Below is a listing; copy all of it exactly.

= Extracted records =

::::::::

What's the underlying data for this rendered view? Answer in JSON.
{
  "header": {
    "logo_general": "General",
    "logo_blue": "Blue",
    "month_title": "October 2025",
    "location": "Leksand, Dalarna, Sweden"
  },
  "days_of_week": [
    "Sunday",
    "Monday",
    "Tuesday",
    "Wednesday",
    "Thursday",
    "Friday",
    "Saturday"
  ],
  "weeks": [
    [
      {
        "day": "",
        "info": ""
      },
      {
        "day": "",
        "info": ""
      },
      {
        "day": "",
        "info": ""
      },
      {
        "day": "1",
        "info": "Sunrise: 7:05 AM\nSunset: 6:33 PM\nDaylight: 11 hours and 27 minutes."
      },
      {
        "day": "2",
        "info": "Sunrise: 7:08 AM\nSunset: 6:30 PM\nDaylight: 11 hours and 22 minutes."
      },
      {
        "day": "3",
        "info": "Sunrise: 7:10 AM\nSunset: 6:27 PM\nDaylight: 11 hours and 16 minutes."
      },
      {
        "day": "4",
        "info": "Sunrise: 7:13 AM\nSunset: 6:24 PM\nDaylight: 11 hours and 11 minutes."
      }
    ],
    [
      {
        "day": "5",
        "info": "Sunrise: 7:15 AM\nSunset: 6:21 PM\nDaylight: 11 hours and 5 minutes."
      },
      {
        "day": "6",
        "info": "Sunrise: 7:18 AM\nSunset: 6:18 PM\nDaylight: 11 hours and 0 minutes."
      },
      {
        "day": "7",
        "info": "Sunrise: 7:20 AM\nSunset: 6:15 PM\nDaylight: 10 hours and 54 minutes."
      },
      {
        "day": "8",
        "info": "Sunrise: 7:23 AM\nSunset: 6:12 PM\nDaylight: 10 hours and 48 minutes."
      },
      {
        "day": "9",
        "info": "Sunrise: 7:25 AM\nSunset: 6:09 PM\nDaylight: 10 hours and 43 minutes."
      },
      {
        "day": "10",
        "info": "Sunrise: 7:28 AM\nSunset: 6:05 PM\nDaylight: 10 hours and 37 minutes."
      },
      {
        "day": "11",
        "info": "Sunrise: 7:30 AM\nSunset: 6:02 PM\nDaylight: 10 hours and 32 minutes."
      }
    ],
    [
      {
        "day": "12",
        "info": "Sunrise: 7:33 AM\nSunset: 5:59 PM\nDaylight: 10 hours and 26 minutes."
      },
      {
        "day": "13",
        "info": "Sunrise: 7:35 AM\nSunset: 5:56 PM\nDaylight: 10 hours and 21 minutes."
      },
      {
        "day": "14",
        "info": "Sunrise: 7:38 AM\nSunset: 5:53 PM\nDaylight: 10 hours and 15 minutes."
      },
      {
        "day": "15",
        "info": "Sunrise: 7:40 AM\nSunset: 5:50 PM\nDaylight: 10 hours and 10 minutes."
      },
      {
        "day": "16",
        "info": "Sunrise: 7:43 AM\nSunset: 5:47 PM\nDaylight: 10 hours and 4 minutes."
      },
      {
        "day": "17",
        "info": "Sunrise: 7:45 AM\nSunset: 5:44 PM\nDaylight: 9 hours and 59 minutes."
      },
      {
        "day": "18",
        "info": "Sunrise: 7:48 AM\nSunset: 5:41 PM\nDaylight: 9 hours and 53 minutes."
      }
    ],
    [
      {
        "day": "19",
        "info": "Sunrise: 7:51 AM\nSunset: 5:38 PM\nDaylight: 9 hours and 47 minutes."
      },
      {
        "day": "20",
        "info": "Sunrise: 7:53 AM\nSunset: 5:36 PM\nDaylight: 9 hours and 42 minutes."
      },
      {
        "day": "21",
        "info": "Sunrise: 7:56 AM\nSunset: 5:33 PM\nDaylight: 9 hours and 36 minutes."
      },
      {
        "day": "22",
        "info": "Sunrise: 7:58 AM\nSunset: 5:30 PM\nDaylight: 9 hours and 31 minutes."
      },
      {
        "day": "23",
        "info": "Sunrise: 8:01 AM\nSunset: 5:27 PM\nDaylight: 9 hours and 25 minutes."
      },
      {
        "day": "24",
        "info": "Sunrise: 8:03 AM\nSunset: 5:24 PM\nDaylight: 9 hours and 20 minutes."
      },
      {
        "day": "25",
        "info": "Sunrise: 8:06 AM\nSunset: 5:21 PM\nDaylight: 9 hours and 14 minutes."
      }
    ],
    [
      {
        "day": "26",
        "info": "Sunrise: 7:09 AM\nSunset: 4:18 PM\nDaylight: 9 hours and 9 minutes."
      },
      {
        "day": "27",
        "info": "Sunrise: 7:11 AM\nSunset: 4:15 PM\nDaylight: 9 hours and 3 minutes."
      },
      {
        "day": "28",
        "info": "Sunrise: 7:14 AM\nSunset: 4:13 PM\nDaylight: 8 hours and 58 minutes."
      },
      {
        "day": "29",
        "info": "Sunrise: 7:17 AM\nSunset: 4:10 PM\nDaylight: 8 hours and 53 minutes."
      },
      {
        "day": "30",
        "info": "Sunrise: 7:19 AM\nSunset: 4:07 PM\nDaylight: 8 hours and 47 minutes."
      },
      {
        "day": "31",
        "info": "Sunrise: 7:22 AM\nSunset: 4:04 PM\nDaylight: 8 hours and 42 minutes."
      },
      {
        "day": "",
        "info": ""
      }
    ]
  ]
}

::::::::

= Response for this exercise =
What's the underlying data for this rendered view? Answer in JSON.
{
  "header": {
    "logo_general": "General",
    "logo_blue": "Blue",
    "month_title": "October 2025",
    "location": "Leksand, Dalarna, Sweden"
  },
  "days_of_week": [
    "Sunday",
    "Monday",
    "Tuesday",
    "Wednesday",
    "Thursday",
    "Friday",
    "Saturday"
  ],
  "weeks": [
    [
      {
        "day": "",
        "info": ""
      },
      {
        "day": "",
        "info": ""
      },
      {
        "day": "",
        "info": ""
      },
      {
        "day": "1",
        "info": "Sunrise: 7:05 AM\nSunset: 6:33 PM\nDaylight: 11 hours and 27 minutes."
      },
      {
        "day": "2",
        "info": "Sunrise: 7:08 AM\nSunset: 6:30 PM\nDaylight: 11 hours and 22 minutes."
      },
      {
        "day": "3",
        "info": "Sunrise: 7:10 AM\nSunset: 6:27 PM\nDaylight: 11 hours and 16 minutes."
      },
      {
        "day": "4",
        "info": "Sunrise: 7:13 AM\nSunset: 6:24 PM\nDaylight: 11 hours and 11 minutes."
      }
    ],
    [
      {
        "day": "5",
        "info": "Sunrise: 7:15 AM\nSunset: 6:21 PM\nDaylight: 11 hours and 5 minutes."
      },
      {
        "day": "6",
        "info": "Sunrise: 7:18 AM\nSunset: 6:18 PM\nDaylight: 11 hours and 0 minutes."
      },
      {
        "day": "7",
        "info": "Sunrise: 7:20 AM\nSunset: 6:15 PM\nDaylight: 10 hours and 54 minutes."
      },
      {
        "day": "8",
        "info": "Sunrise: 7:23 AM\nSunset: 6:12 PM\nDaylight: 10 hours and 48 minutes."
      },
      {
        "day": "9",
        "info": "Sunrise: 7:25 AM\nSunset: 6:09 PM\nDaylight: 10 hours and 43 minutes."
      },
      {
        "day": "10",
        "info": "Sunrise: 7:28 AM\nSunset: 6:05 PM\nDaylight: 10 hours and 37 minutes."
      },
      {
        "day": "11",
        "info": "Sunrise: 7:30 AM\nSunset: 6:02 PM\nDaylight: 10 hours and 32 minutes."
      }
    ],
    [
      {
        "day": "12",
        "info": "Sunrise: 7:33 AM\nSunset: 5:59 PM\nDaylight: 10 hours and 26 minutes."
      },
      {
        "day": "13",
        "info": "Sunrise: 7:35 AM\nSunset: 5:56 PM\nDaylight: 10 hours and 21 minutes."
      },
      {
        "day": "14",
        "info": "Sunrise: 7:38 AM\nSunset: 5:53 PM\nDaylight: 10 hours and 15 minutes."
      },
      {
        "day": "15",
        "info": "Sunrise: 7:40 AM\nSunset: 5:50 PM\nDaylight: 10 hours and 10 minutes."
      },
      {
        "day": "16",
        "info": "Sunrise: 7:43 AM\nSunset: 5:47 PM\nDaylight: 10 hours and 4 minutes."
      },
      {
        "day": "17",
        "info": "Sunrise: 7:45 AM\nSunset: 5:44 PM\nDaylight: 9 hours and 59 minutes."
      },
      {
        "day": "18",
        "info": "Sunrise: 7:48 AM\nSunset: 5:41 PM\nDaylight: 9 hours and 53 minutes."
      }
    ],
    [
      {
        "day": "19",
        "info": "Sunrise: 7:51 AM\nSunset: 5:38 PM\nDaylight: 9 hours and 47 minutes."
      },
      {
        "day": "20",
        "info": "Sunrise: 7:53 AM\nSunset: 5:36 PM\nDaylight: 9 hours and 42 minutes."
      },
      {
        "day": "21",
        "info": "Sunrise: 7:56 AM\nSunset: 5:33 PM\nDaylight: 9 hours and 36 minutes."
      },
      {
        "day": "22",
        "info": "Sunrise: 7:58 AM\nSunset: 5:30 PM\nDaylight: 9 hours and 31 minutes."
      },
      {
        "day": "23",
        "info": "Sunrise: 8:01 AM\nSunset: 5:27 PM\nDaylight: 9 hours and 25 minutes."
      },
      {
        "day": "24",
        "info": "Sunrise: 8:03 AM\nSunset: 5:24 PM\nDaylight: 9 hours and 20 minutes."
      },
      {
        "day": "25",
        "info": "Sunrise: 8:06 AM\nSunset: 5:21 PM\nDaylight: 9 hours and 14 minutes."
      }
    ],
    [
      {
        "day": "26",
        "info": "Sunrise: 7:09 AM\nSunset: 4:18 PM\nDaylight: 9 hours and 9 minutes."
      },
      {
        "day": "27",
        "info": "Sunrise: 7:11 AM\nSunset: 4:15 PM\nDaylight: 9 hours and 3 minutes."
      },
      {
        "day": "28",
        "info": "Sunrise: 7:14 AM\nSunset: 4:13 PM\nDaylight: 8 hours and 58 minutes."
      },
      {
        "day": "29",
        "info": "Sunrise: 7:17 AM\nSunset: 4:10 PM\nDaylight: 8 hours and 53 minutes."
      },
      {
        "day": "30",
        "info": "Sunrise: 7:19 AM\nSunset: 4:07 PM\nDaylight: 8 hours and 47 minutes."
      },
      {
        "day": "31",
        "info": "Sunrise: 7:22 AM\nSunset: 4:04 PM\nDaylight: 8 hours and 42 minutes."
      },
      {
        "day": "",
        "info": ""
      }
    ]
  ]
}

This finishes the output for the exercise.